Pick out every line of the entries below where "document" occurs, and copy those lines.

begin

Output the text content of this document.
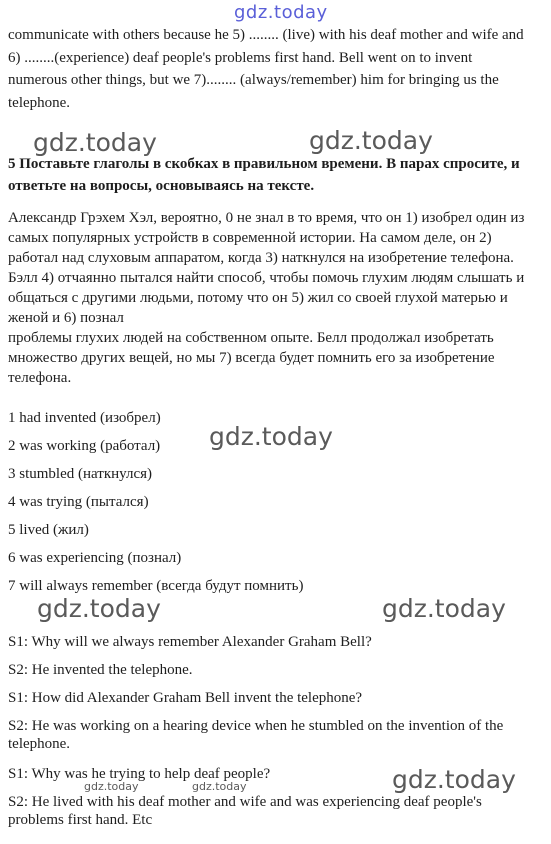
gdz.today
gdz.today	gdz.today
gdz.today
gdz.today	gdz.today
gdz.today
gdz.today	gdz.today

communicate with others because he 5) ........ (live) with his deaf mother and wife and 6) ........(experience) deaf people's problems first hand. Bell went on to invent numerous other things, but we 7)........ (always/remember) him for bringing us the telephone.

5 Поставьте глаголы в скобках в правильном времени. В парах спросите, и ответьте на вопросы, основываясь на тексте.

Александр Грэхем Хэл, вероятно, 0 не знал в то время, что он 1) изобрел один из самых популярных устройств в современной истории. На самом деле, он 2) работал над слуховым аппаратом, когда 3) наткнулся на изобретение телефона. Бэлл 4) отчаянно пытался найти способ, чтобы помочь глухим людям слышать и общаться с другими людьми, потому что он 5) жил со своей глухой матерью и женой и 6) познал
проблемы глухих людей на собственном опыте. Белл продолжал изобретать множество других вещей, но мы 7) всегда будет помнить его за изобретение телефона.
1 had invented (изобрел)
2 was working (работал)
3 stumbled (наткнулся)
4 was trying (пытался)
5 lived (жил)
6 was experiencing (познал)
7 will always remember (всегда будут помнить)
S1: Why will we always remember Alexander Graham Bell?
S2: He invented the telephone.
S1: How did Alexander Graham Bell invent the telephone?
S2: He was working on a hearing device when he stumbled on the invention of the telephone.
S1: Why was he trying to help deaf people?
S2: He lived with his deaf mother and wife and was experiencing deaf people's problems first hand. Etc
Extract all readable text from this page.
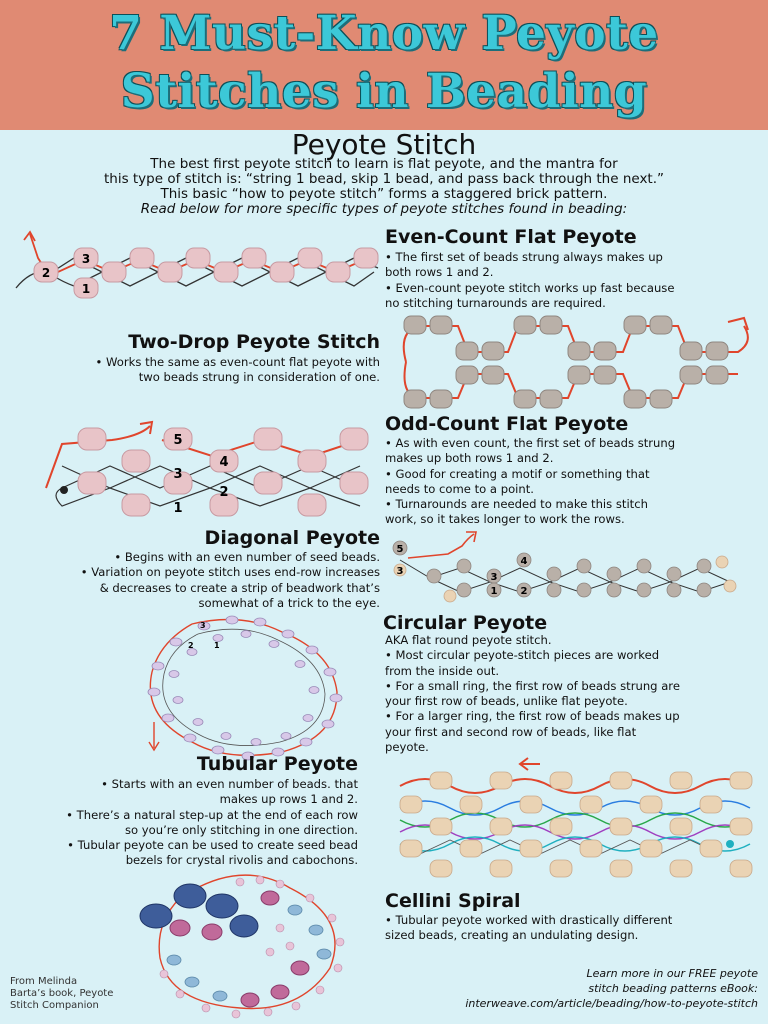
7 Must-Know Peyote
Stitches in Beading
Peyote Stitch
The best first peyote stitch to learn is flat peyote, and the mantra for
this type of stitch is: “string 1 bead, skip 1 bead, and pass back through the next.”
This basic “how to peyote stitch” forms a staggered brick pattern.
Read below for more specific types of peyote stitches found in beading:
3
2
1
Even-Count Flat Peyote

• The first set of beads strung always makes up

both rows 1 and 2.

• Even-count peyote stitch works up fast because

no stitching turnarounds are required.

Two-Drop Peyote Stitch

• Works the same as even-count flat peyote with

two beads strung in consideration of one.

5
4
3
2
1
Odd-Count Flat Peyote

• As with even count, the first set of beads strung

makes up both rows 1 and 2.

• Good for creating a motif or something that

needs to come to a point.

• Turnarounds are needed to make this stitch

work, so it takes longer to work the rows.

Diagonal Peyote

• Begins with an even number of seed beads.

• Variation on peyote stitch uses end-row increases

& decreases to create a strip of beadwork that’s

somewhat of a trick to the eye.

5
3
4
3
2
1
3
2	1
Circular Peyote

AKA flat round peyote stitch.

• Most circular peyote-stitch pieces are worked

from the inside out.

• For a small ring, the first row of beads strung are

your first row of beads, unlike flat peyote.

• For a larger ring, the first row of beads makes up

your first and second row of beads, like flat

peyote.

Tubular Peyote

• Starts with an even number of beads. that

makes up rows 1 and 2.

• There’s a natural step-up at the end of each row

so you’re only stitching in one direction.

• Tubular peyote can be used to create seed bead

bezels for crystal rivolis and cabochons.

Cellini Spiral

• Tubular peyote worked with drastically different

sized beads, creating an undulating design.

From Melinda
Barta’s book, Peyote
Stitch Companion
Learn more in our FREE peyote
stitch beading patterns eBook:
interweave.com/article/beading/how-to-peyote-stitch
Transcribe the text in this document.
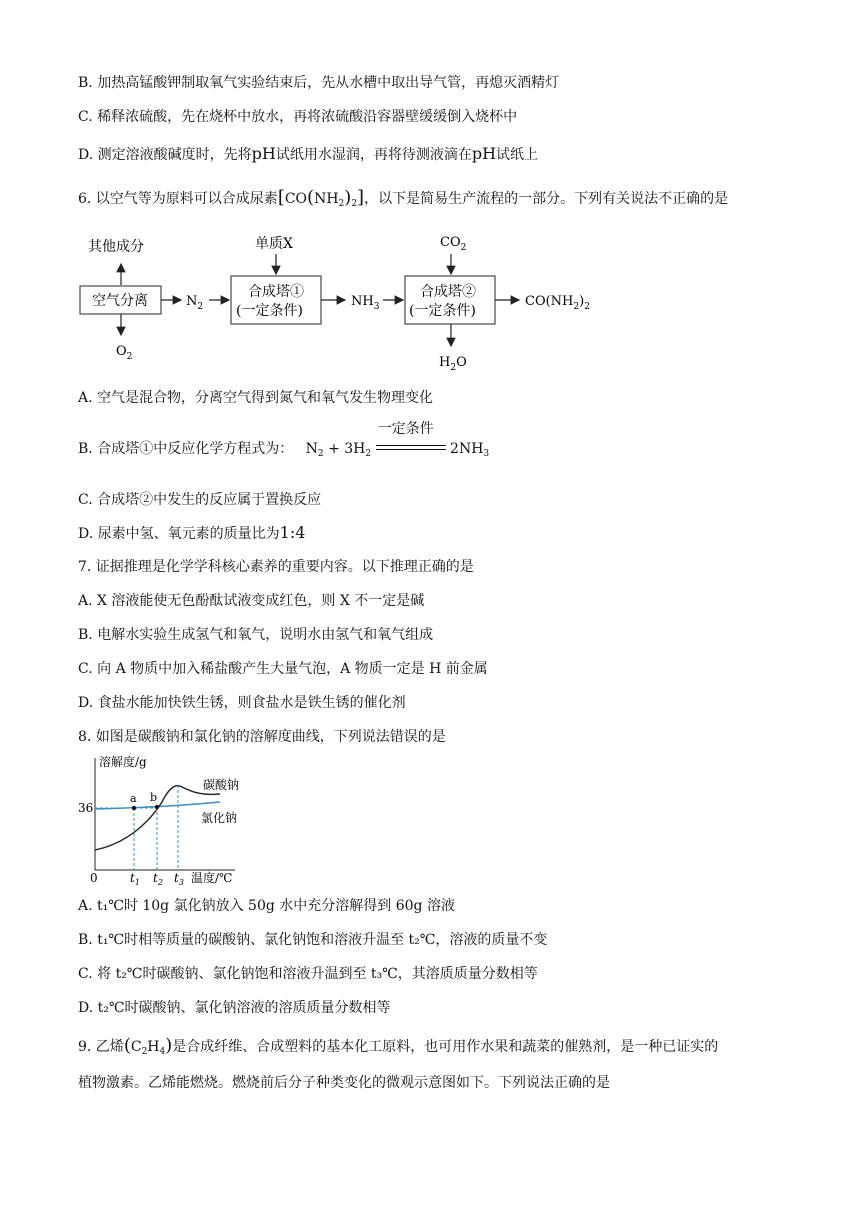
B. 加热高锰酸钾制取氧气实验结束后，先从水槽中取出导气管，再熄灭酒精灯
C. 稀释浓硫酸，先在烧杯中放水，再将浓硫酸沿容器壁缓缓倒入烧杯中
D. 测定溶液酸碱度时，先将pH试纸用水湿润，再将待测液滴在pH试纸上
6. 以空气等为原料可以合成尿素$[CO(NH_2)_2]$，以下是简易生产流程的一部分。下列有关说法不正确的是
其他成分
空气分离
$O_2$
$N_2$
单质X
合成塔①
(一定条件)
$NH_3$
$CO_2$
合成塔②
(一定条件)
$CO(NH_2)_2$
$H_2O$
A. 空气是混合物，分离空气得到氮气和氧气发生物理变化
B. 合成塔①中反应化学方程式为： $N_2 + 3H_2$
一定条件
$2NH_3$
C. 合成塔②中发生的反应属于置换反应
D. 尿素中氢、氧元素的质量比为1:4
7. 证据推理是化学学科核心素养的重要内容。以下推理正确的是
A. X 溶液能使无色酚酞试液变成红色，则 X 不一定是碱
B. 电解水实验生成氢气和氧气，说明水由氢气和氧气组成
C. 向 A 物质中加入稀盐酸产生大量气泡，A 物质一定是 H 前金属
D. 食盐水能加快铁生锈，则食盐水是铁生锈的催化剂
8. 如图是碳酸钠和氯化钠的溶解度曲线，下列说法错误的是
溶解度/g
温度/℃
0
36
a b
碳酸钠
氯化钠
$t_1$ $t_2$ $t_3$
A. t₁℃时 10g 氯化钠放入 50g 水中充分溶解得到 60g 溶液
B. t₁℃时相等质量的碳酸钠、氯化钠饱和溶液升温至 t₂℃，溶液的质量不变
C. 将 t₂℃时碳酸钠、氯化钠饱和溶液升温到至 t₃℃，其溶质质量分数相等
D. t₂℃时碳酸钠、氯化钠溶液的溶质质量分数相等
9. 乙烯$(C_2H_4)$是合成纤维、合成塑料的基本化工原料，也可用作水果和蔬菜的催熟剂，是一种已证实的
植物激素。乙烯能燃烧。燃烧前后分子种类变化的微观示意图如下。下列说法正确的是
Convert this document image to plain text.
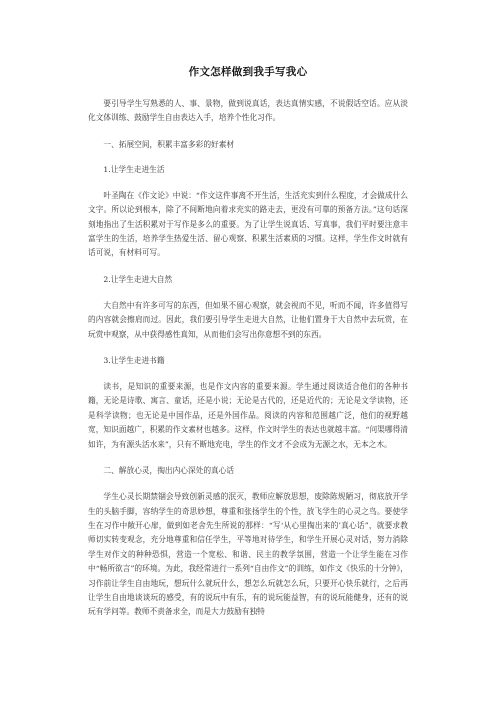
作文怎样做到我手写我心
要引导学生写熟悉的人、事、景物，做到说真话，表达真情实感，不说假话空话。应从淡化文体训练、鼓励学生自由表达入手，培养个性化习作。
一、拓展空间，积累丰富多彩的好素材
1.让学生走进生活
叶圣陶在《作文论》中说：“作文这件事离不开生活，生活充实到什么程度，才会做成什么文字。所以论到根本，除了不间断地向着求充实的路走去，更没有可靠的预备方法。”这句话深刻地指出了生活积累对于写作是多么的重要。为了让学生说真话、写真事，我们平时要注意丰富学生的生活，培养学生热爱生活、留心观察、积累生活素质的习惯。这样，学生作文时就有话可说，有材料可写。
2.让学生走进大自然
大自然中有许多可写的东西，但如果不留心观察，就会视而不见，听而不闻，许多值得写的内容就会擦肩而过。因此，我们要引导学生走进大自然，让他们置身于大自然中去玩赏，在玩赏中观察，从中获得感性真知，从而他们会写出你意想不到的东西。
3.让学生走进书籍
读书，是知识的重要来源，也是作文内容的重要来源。学生通过阅读适合他们的各种书籍，无论是诗歌、寓言、童话，还是小说；无论是古代的，还是近代的；无论是文学读物，还是科学读物；也无论是中国作品，还是外国作品。阅读的内容和范围越广泛，他们的视野越宽，知识面越广，积累的作文素材也越多。这样，作文时学生的表达也就越丰富。“问渠哪得清如许，为有源头活水来”，只有不断地充电，学生的作文才不会成为无源之水，无本之木。
二、解放心灵，掏出内心深处的真心话
学生心灵长期禁锢会导致创新灵感的泯灭，教师应解放思想，废除陈规陋习，彻底放开学生的头脑手脚，容纳学生的奇思妙想，尊重和张扬学生的个性，放飞学生的心灵之鸟。要使学生在习作中敞开心扉，做到如老舍先生所说的那样：“写‘从心里掏出来的’真心话”，就要求教师切实转变观念，充分地尊重和信任学生，平等地对待学生，和学生开展心灵对话，努力消除学生对作文的种种恐惧，营造一个宽松、和谐、民主的教学氛围，营造一个让学生能在习作中“畅所欲言”的环境。为此，我经常进行一系列“自由作文”的训练，如作文《快乐的十分钟》，习作前让学生自由地玩，想玩什么就玩什么，想怎么玩就怎么玩，只要开心快乐就行，之后再让学生自由地谈谈玩的感受，有的说玩中有乐，有的说玩能益智，有的说玩能健身，还有的说玩有学问等。教师不责备求全，而是大力鼓励有独特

end

**Result of this exercise:**
Output the text content of this document.
Transcribe the text in this document.
Convert this document image to plain text.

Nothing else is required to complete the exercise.